REQUIREMENT:
Below are entries. Pull out all lines containing "Cortisol".
START EXERCISE MATERIALS
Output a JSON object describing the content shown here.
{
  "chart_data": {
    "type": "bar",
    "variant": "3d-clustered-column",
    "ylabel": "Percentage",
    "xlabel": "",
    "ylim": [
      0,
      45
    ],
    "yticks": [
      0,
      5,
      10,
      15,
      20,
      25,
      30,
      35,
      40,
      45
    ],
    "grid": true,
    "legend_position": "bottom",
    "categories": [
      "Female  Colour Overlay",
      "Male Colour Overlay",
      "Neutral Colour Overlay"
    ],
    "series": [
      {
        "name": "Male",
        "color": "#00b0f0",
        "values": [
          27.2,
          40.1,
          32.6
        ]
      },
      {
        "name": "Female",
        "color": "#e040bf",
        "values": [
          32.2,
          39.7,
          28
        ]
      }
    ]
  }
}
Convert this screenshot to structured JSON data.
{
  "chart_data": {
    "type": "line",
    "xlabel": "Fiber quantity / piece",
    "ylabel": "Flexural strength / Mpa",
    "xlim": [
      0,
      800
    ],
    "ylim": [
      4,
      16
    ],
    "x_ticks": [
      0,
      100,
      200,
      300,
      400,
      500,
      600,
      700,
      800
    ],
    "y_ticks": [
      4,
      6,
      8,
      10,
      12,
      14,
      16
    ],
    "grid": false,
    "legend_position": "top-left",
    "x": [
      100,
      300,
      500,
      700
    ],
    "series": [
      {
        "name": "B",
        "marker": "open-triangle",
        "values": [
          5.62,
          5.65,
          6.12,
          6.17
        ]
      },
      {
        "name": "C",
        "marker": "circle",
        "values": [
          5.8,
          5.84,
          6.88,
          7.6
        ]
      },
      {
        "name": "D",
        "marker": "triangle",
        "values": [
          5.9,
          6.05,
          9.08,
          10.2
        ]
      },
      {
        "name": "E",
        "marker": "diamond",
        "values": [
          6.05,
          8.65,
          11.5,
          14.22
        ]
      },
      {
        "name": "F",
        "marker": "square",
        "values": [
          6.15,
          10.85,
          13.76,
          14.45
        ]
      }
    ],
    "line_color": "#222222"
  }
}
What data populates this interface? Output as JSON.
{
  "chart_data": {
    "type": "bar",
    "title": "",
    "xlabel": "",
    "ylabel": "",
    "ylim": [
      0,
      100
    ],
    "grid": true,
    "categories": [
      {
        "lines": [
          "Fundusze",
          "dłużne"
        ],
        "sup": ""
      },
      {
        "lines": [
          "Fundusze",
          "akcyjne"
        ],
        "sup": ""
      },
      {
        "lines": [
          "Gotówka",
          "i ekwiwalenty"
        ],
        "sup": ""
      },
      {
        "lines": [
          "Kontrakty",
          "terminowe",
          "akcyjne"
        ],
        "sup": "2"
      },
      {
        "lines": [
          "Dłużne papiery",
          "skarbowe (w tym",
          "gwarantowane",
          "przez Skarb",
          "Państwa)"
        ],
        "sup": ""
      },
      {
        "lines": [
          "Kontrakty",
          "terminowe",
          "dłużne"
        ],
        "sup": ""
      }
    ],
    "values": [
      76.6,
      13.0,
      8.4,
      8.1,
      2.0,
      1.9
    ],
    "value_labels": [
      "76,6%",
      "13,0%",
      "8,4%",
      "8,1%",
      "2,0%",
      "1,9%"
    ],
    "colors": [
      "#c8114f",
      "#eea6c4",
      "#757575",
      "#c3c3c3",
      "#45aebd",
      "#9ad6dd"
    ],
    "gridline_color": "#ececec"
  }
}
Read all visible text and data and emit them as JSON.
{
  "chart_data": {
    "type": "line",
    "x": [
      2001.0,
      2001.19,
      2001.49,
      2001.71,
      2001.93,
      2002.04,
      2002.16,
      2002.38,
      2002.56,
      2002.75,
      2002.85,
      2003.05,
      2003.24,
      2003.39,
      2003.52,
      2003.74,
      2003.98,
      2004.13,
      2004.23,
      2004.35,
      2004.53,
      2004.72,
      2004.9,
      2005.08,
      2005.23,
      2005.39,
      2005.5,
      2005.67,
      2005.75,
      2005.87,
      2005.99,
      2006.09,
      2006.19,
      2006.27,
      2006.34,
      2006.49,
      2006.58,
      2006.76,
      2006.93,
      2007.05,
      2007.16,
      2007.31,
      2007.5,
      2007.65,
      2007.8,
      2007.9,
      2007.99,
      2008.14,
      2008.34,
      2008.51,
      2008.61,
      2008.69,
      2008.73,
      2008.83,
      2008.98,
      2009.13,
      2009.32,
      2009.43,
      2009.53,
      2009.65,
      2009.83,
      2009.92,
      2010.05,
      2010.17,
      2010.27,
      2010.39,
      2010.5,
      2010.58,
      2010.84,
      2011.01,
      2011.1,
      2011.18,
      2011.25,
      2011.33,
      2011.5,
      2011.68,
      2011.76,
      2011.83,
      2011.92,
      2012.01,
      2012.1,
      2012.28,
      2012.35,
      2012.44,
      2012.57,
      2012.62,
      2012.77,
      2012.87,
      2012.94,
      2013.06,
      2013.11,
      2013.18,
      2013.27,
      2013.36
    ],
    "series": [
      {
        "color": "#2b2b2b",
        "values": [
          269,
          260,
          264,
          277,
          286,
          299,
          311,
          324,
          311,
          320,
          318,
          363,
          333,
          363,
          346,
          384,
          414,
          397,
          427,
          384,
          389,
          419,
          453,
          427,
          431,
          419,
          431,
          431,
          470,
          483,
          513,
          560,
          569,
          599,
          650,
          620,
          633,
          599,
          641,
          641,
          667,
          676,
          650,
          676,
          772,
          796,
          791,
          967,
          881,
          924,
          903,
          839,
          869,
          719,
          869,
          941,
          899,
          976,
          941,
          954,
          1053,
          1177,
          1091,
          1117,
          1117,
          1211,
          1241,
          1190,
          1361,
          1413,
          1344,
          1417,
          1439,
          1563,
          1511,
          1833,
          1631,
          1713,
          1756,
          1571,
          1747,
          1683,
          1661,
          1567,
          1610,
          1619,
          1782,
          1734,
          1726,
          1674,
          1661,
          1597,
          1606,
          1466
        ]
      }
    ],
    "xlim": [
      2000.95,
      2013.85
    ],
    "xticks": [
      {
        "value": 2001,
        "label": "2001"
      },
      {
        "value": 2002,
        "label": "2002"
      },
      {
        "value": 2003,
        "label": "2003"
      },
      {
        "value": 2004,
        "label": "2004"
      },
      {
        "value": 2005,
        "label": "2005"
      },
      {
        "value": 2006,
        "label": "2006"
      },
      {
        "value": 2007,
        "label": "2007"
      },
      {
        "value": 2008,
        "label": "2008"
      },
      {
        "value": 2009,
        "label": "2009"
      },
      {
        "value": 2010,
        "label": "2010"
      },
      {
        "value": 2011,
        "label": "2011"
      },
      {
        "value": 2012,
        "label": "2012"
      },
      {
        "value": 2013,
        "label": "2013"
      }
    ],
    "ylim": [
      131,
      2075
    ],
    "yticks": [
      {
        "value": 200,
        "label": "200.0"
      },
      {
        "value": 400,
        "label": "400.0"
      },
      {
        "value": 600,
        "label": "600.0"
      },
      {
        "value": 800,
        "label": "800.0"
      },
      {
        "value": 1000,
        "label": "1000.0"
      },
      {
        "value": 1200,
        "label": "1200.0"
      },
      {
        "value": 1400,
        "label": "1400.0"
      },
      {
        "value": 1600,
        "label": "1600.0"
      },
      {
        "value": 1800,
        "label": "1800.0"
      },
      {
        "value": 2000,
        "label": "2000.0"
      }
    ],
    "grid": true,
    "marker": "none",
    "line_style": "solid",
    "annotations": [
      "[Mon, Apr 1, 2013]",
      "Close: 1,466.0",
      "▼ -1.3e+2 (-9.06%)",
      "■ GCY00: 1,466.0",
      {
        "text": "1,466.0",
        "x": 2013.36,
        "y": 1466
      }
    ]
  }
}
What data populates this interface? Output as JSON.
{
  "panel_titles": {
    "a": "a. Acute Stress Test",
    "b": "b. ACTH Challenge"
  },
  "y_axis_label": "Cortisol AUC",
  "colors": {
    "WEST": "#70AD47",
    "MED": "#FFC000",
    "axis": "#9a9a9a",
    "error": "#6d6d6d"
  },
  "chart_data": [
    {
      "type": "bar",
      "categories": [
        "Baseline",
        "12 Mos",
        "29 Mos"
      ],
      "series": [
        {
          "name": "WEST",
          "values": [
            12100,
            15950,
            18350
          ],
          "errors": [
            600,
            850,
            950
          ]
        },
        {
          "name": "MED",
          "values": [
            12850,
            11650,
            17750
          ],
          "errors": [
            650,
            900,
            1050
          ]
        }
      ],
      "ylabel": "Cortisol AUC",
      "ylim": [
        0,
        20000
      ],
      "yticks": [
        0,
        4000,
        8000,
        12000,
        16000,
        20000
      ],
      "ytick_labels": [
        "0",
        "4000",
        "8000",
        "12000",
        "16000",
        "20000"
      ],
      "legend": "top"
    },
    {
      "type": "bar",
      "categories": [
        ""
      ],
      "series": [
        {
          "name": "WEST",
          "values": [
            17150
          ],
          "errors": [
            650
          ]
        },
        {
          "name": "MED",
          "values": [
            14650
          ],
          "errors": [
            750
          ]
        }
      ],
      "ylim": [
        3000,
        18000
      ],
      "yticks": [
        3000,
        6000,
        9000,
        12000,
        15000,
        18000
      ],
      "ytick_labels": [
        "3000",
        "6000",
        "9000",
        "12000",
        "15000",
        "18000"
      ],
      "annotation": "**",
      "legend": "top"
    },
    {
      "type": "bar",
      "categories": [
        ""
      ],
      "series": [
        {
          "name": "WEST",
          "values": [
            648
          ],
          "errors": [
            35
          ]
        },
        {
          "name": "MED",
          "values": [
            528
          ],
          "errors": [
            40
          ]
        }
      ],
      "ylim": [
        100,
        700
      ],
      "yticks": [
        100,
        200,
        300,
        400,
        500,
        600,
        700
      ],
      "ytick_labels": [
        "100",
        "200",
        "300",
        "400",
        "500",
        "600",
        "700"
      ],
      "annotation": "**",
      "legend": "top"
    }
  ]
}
END EXERCISE MATERIALS
RESPONSE TO THE EXERCISE:
  "y_axis_label": "Cortisol AUC",
      "ylabel": "Cortisol AUC",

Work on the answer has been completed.